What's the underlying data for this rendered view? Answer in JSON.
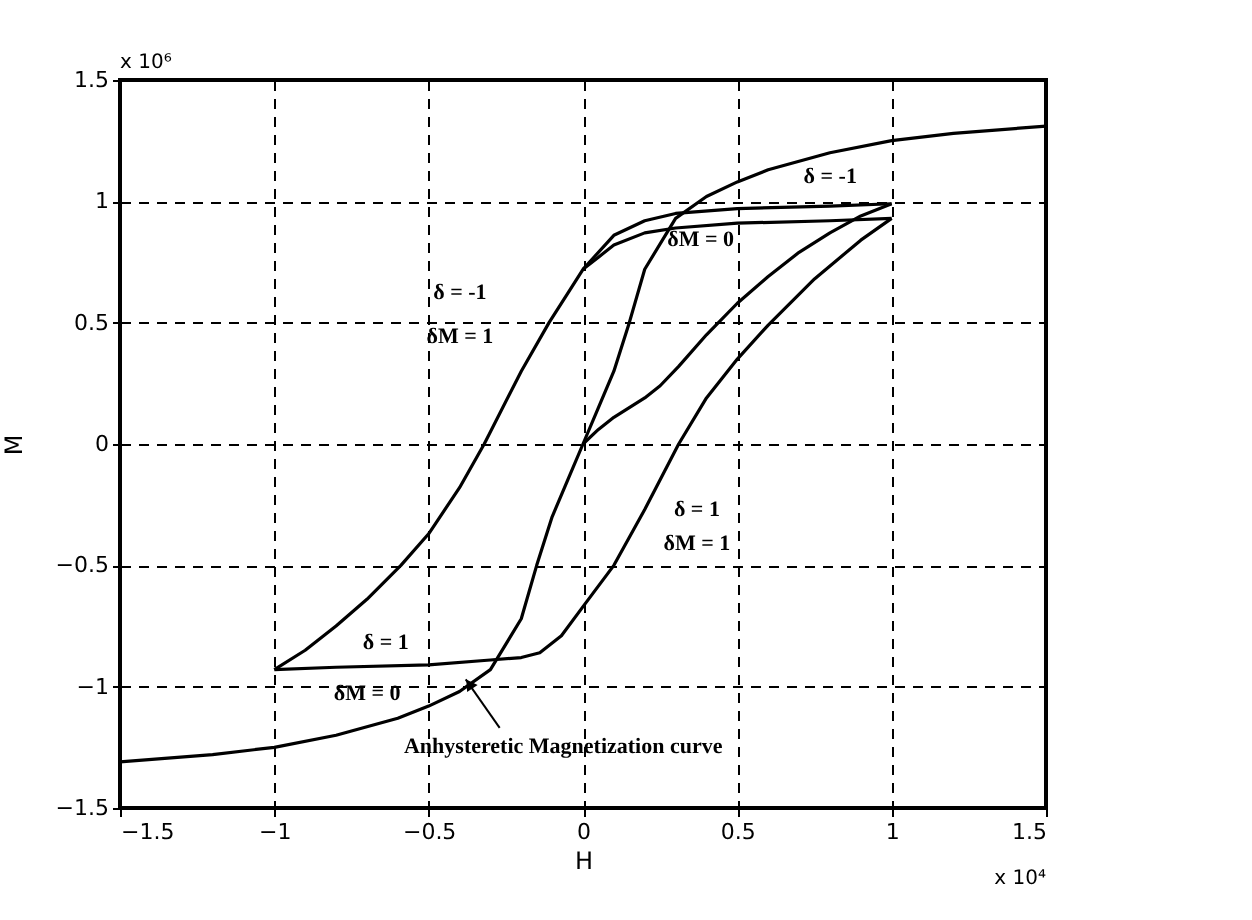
{
  "chart_data": {
    "type": "line",
    "xlabel": "H",
    "ylabel": "M",
    "xlim": [
      -1.5,
      1.5
    ],
    "ylim": [
      -1.5,
      1.5
    ],
    "xticks": [
      -1.5,
      -1,
      -0.5,
      0,
      0.5,
      1,
      1.5
    ],
    "yticks": [
      -1.5,
      -1,
      -0.5,
      0,
      0.5,
      1,
      1.5
    ],
    "grid": true,
    "line_style": "solid",
    "marker": "none",
    "series": [
      {
        "color": "#000000",
        "x": [
          -1.5,
          -1.2,
          -1,
          -0.8,
          -0.6,
          -0.5,
          -0.4,
          -0.3,
          -0.2,
          -0.15,
          -0.1,
          -0.05,
          0,
          0.05,
          0.1,
          0.15,
          0.2,
          0.3,
          0.4,
          0.5,
          0.6,
          0.8,
          1,
          1.2,
          1.5
        ],
        "values": [
          -1.31,
          -1.28,
          -1.25,
          -1.2,
          -1.13,
          -1.08,
          -1.02,
          -0.93,
          -0.72,
          -0.5,
          -0.3,
          -0.15,
          0,
          0.15,
          0.3,
          0.5,
          0.72,
          0.93,
          1.02,
          1.08,
          1.13,
          1.2,
          1.25,
          1.28,
          1.31
        ]
      },
      {
        "color": "#000000",
        "x": [
          1,
          0.8,
          0.5,
          0.3,
          0.2,
          0.1,
          0,
          -0.05,
          -0.11,
          -0.2,
          -0.32,
          -0.4,
          -0.5,
          -0.59,
          -0.7,
          -0.8,
          -0.9,
          -1
        ],
        "values": [
          0.99,
          0.98,
          0.97,
          0.95,
          0.92,
          0.86,
          0.72,
          0.62,
          0.5,
          0.3,
          0,
          -0.18,
          -0.37,
          -0.5,
          -0.64,
          -0.75,
          -0.85,
          -0.93
        ]
      },
      {
        "color": "#000000",
        "x": [
          1,
          0.8,
          0.5,
          0.3,
          0.2,
          0.1,
          0.05,
          0
        ],
        "values": [
          0.93,
          0.92,
          0.91,
          0.89,
          0.87,
          0.82,
          0.77,
          0.72
        ]
      },
      {
        "color": "#000000",
        "x": [
          -1,
          -0.8,
          -0.5,
          -0.3,
          -0.2,
          -0.14,
          -0.07,
          0,
          0.1,
          0.2,
          0.31,
          0.4,
          0.5,
          0.6,
          0.75,
          0.9,
          1
        ],
        "values": [
          -0.93,
          -0.92,
          -0.91,
          -0.89,
          -0.88,
          -0.86,
          -0.79,
          -0.67,
          -0.5,
          -0.27,
          0,
          0.19,
          0.35,
          0.49,
          0.68,
          0.84,
          0.93
        ]
      },
      {
        "color": "#000000",
        "x": [
          0,
          0.05,
          0.1,
          0.2,
          0.25,
          0.31,
          0.4,
          0.5,
          0.6,
          0.7,
          0.8,
          0.9,
          1
        ],
        "values": [
          0,
          0.06,
          0.11,
          0.19,
          0.24,
          0.32,
          0.45,
          0.58,
          0.69,
          0.79,
          0.87,
          0.94,
          0.99
        ]
      }
    ],
    "annotations": [
      "δ = -1",
      "δM = 1",
      "δ = -1",
      "δM = 0",
      "δ = 1",
      "δM = 1",
      "δ = 1",
      "δM = 0",
      {
        "text": "Anhysteretic Magnetization curve",
        "x": -0.38,
        "y": -0.97
      },
      "x 10⁶",
      "x 10⁴"
    ]
  }
}
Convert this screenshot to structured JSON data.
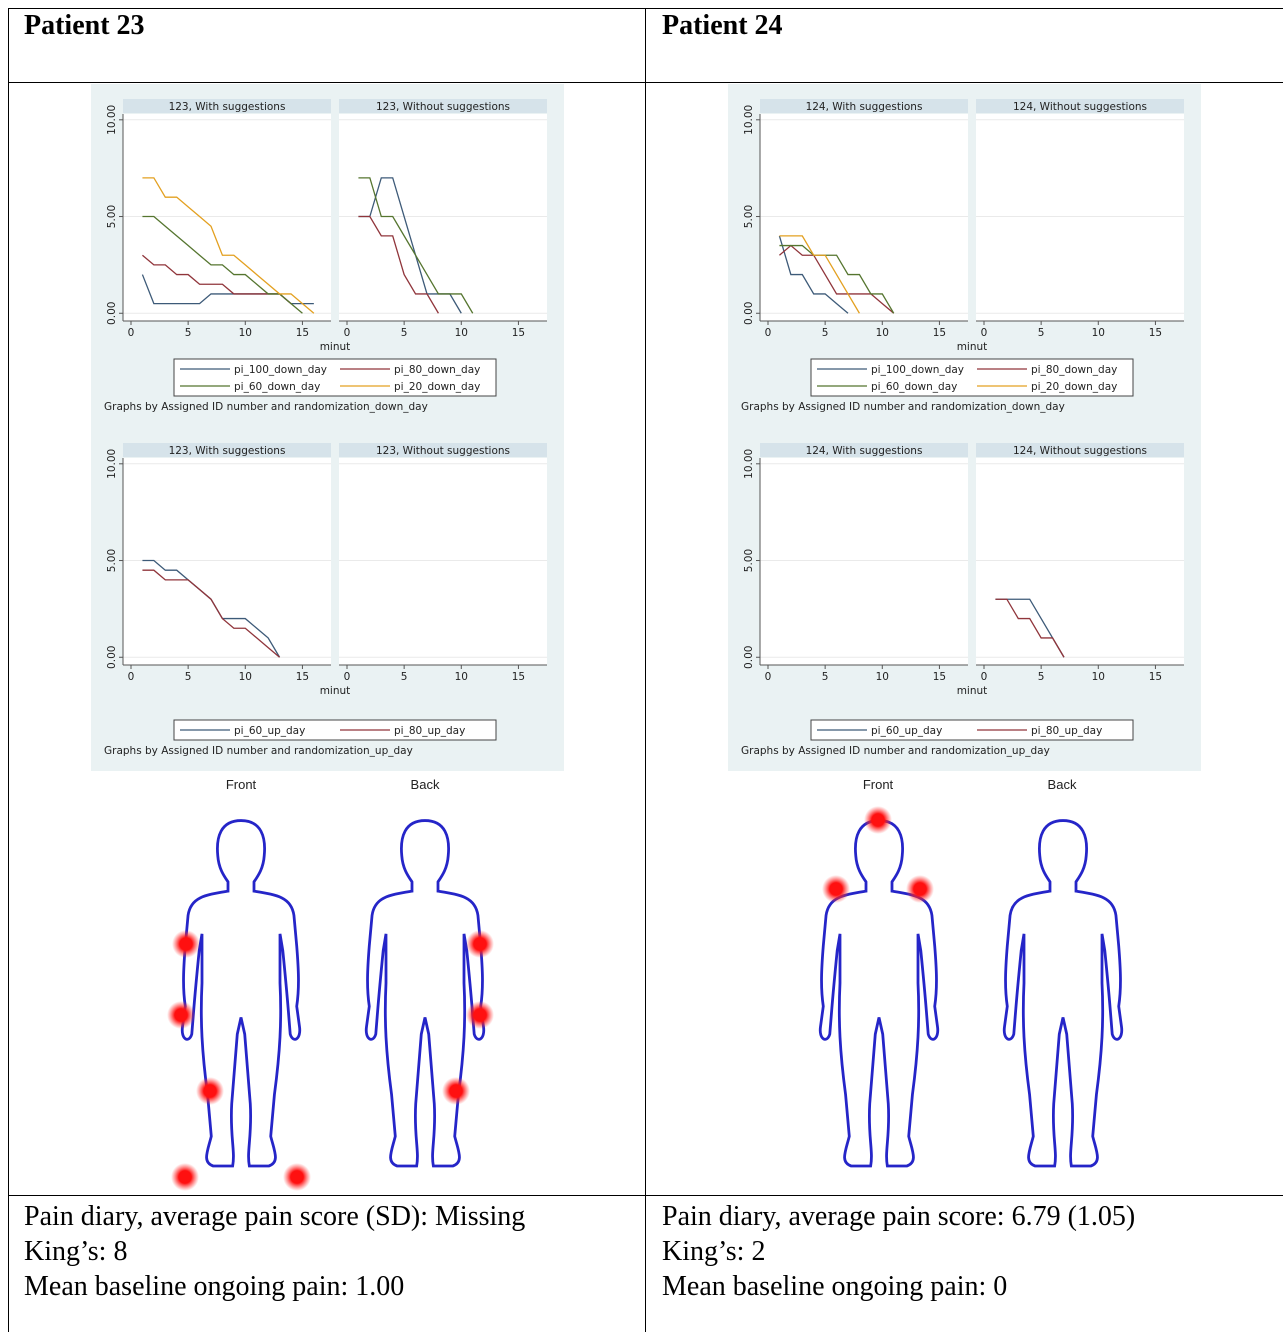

——————

### Problem statement
Find all lines where the word "JSON" appears. Copy them.

### Reply to the task
What's the underlying data for this rendered view? Answer in JSON.
Convert this screenshot to structured JSON data.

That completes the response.